EXERCISE DIRECTIONS: Report how many lines include the word "todas", and nothing besides that number.

- - -

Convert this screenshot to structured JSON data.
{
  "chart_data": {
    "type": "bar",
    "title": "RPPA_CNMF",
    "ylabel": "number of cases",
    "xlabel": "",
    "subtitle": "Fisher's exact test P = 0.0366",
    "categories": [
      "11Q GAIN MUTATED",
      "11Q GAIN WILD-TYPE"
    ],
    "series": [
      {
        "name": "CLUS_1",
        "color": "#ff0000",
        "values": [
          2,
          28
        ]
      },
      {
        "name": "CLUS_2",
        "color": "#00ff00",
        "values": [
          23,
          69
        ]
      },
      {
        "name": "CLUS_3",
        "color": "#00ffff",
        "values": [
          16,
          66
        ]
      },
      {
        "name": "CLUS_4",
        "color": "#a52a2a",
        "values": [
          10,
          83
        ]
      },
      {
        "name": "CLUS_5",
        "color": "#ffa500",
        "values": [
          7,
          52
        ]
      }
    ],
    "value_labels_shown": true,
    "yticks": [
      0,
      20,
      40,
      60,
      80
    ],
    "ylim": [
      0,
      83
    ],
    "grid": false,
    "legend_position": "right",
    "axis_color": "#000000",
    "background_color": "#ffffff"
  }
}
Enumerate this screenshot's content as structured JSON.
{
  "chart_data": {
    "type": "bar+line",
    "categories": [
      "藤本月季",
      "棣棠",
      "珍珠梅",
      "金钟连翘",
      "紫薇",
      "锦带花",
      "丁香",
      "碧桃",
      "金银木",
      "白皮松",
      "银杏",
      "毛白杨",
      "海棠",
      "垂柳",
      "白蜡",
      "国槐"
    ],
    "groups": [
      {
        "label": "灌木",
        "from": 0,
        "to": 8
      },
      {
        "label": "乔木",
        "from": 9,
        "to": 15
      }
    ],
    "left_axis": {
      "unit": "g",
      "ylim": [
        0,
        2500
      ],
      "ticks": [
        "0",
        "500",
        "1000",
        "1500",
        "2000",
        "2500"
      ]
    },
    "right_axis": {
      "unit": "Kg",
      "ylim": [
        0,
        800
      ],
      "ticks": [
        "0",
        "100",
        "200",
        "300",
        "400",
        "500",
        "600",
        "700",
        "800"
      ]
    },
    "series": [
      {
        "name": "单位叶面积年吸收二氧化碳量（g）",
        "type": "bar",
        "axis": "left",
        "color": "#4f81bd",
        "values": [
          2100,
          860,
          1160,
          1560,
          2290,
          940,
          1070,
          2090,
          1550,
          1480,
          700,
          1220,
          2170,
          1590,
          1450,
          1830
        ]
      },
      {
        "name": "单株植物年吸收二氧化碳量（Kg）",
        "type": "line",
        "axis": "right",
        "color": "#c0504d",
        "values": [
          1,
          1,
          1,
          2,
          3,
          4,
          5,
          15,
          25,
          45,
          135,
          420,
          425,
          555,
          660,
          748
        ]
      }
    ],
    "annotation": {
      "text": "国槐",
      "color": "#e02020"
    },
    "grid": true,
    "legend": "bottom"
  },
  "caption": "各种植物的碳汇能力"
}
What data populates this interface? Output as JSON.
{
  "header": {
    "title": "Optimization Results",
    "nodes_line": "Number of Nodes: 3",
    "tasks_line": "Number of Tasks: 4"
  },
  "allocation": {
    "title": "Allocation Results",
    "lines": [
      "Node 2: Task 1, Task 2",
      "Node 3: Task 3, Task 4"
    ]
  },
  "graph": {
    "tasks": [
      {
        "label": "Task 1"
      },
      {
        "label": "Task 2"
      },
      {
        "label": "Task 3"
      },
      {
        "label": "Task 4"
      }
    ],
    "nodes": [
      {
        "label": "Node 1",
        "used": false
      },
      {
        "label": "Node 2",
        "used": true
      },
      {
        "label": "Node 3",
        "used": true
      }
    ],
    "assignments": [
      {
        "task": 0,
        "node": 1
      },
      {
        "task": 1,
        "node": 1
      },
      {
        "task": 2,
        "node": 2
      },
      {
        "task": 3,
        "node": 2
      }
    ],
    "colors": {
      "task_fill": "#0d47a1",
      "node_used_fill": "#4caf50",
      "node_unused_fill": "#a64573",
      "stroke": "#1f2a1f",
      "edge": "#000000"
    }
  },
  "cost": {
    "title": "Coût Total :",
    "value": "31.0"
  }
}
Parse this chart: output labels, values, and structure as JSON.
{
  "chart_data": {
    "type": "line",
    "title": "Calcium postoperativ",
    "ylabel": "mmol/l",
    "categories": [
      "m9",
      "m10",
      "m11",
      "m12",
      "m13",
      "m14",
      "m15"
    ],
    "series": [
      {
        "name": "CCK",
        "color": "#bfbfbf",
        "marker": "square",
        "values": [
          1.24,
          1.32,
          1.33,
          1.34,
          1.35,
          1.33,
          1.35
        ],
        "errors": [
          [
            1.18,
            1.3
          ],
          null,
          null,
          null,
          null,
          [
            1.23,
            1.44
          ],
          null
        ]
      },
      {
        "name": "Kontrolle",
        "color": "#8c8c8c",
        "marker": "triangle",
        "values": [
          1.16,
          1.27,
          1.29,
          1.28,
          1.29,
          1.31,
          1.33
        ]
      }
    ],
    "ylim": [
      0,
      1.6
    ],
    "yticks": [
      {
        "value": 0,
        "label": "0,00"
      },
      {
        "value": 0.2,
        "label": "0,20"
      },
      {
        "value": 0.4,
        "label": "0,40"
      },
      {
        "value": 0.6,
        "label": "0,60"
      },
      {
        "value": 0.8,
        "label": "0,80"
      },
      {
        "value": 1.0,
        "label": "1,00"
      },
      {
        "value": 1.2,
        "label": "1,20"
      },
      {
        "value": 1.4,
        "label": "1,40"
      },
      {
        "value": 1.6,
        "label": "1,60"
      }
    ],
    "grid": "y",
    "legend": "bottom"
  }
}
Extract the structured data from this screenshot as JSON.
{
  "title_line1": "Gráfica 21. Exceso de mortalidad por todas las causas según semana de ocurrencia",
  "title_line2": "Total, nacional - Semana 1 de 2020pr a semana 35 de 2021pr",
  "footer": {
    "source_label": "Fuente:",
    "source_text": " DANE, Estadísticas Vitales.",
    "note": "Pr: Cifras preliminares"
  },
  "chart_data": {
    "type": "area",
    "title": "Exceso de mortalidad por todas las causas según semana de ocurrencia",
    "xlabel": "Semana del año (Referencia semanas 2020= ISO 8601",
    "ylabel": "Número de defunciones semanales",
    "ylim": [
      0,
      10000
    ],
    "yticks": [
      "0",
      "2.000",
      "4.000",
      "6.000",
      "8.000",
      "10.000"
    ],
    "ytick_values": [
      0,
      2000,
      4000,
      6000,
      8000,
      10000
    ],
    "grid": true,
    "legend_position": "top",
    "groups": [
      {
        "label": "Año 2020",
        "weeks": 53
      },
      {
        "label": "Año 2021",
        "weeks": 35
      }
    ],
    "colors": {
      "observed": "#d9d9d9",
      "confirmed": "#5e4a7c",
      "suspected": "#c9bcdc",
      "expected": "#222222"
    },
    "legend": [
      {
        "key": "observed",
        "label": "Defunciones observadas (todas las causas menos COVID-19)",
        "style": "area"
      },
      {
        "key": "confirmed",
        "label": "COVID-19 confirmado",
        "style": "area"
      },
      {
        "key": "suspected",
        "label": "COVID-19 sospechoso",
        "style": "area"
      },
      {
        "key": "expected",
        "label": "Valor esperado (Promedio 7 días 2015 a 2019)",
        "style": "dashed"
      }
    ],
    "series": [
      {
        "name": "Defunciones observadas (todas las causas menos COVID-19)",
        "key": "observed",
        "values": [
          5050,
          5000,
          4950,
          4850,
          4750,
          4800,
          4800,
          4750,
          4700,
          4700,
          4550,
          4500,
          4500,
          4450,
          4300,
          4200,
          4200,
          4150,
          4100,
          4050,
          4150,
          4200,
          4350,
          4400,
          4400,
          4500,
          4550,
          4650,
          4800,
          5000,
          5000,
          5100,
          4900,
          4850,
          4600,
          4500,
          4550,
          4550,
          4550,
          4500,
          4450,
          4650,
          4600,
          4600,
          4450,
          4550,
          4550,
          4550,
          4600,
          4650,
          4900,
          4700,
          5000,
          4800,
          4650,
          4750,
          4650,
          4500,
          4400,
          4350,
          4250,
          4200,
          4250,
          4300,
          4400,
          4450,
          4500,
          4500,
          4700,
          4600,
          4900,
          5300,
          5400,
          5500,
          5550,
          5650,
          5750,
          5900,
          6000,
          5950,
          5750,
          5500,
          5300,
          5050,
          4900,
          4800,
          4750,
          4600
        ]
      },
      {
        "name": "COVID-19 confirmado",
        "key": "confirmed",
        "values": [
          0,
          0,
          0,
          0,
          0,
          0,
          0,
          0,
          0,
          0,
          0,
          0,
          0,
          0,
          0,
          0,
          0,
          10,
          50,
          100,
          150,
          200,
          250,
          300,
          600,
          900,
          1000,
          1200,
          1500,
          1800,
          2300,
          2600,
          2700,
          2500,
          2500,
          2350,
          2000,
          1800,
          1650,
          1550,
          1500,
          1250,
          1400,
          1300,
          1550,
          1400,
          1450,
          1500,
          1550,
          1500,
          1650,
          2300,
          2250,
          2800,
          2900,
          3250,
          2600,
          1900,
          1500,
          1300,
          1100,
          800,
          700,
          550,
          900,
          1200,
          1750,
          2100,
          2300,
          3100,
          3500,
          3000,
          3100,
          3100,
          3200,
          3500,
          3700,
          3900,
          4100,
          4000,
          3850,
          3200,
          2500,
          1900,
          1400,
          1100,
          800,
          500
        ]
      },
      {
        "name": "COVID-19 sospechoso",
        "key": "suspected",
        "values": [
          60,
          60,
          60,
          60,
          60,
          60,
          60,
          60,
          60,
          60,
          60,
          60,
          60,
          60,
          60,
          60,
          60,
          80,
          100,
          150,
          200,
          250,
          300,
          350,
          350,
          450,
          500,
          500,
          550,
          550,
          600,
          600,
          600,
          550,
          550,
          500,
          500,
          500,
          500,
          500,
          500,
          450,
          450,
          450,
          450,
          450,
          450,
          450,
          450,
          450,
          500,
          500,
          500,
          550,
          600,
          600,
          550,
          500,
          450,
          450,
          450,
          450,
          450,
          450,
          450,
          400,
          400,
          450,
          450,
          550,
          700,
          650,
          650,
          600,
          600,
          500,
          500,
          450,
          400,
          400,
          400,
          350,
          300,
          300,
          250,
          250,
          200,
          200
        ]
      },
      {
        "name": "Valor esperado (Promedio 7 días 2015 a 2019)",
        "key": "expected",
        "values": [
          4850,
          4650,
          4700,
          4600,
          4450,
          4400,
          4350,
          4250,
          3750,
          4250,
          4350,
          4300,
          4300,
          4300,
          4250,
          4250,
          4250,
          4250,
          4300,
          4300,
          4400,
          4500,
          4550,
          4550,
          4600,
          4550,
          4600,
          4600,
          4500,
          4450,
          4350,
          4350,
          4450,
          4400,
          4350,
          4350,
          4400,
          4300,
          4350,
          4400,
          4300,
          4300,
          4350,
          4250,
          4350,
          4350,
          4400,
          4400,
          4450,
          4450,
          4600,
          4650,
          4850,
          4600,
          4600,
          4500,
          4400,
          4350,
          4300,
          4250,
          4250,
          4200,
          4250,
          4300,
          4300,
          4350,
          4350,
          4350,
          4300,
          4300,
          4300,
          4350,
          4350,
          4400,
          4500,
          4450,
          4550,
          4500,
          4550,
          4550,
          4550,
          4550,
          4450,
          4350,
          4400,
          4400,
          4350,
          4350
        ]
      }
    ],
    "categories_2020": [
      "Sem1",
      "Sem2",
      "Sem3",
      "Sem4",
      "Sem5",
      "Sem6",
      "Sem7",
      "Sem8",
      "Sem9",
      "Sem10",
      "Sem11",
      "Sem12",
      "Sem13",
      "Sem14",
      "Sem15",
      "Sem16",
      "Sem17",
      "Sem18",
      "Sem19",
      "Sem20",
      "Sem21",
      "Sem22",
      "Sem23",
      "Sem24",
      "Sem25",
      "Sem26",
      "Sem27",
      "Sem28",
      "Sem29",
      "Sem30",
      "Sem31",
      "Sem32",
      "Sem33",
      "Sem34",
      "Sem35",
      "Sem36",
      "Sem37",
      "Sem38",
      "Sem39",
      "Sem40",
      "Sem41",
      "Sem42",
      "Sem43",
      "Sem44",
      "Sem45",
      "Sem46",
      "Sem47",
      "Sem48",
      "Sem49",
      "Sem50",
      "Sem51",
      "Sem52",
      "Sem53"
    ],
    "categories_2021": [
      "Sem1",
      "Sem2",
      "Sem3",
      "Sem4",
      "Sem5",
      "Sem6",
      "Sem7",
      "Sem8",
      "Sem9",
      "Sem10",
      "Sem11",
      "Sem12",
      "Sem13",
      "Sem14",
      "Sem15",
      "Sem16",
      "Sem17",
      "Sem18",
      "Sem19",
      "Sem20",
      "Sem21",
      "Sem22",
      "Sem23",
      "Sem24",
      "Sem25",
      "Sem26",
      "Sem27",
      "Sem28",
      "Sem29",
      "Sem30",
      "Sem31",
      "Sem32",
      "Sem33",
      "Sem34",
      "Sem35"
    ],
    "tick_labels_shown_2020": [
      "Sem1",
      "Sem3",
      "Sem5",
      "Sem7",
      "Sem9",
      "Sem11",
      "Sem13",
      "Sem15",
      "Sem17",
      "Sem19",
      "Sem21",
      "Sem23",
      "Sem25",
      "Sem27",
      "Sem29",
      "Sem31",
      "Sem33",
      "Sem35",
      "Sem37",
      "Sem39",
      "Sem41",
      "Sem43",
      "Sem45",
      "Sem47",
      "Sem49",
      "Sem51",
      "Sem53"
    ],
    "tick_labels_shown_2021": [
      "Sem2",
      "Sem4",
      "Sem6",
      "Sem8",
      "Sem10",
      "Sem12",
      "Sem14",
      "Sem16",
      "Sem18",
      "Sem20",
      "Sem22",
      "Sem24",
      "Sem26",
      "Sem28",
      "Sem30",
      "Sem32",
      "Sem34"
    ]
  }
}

- - -

ANSWER BELOW: 4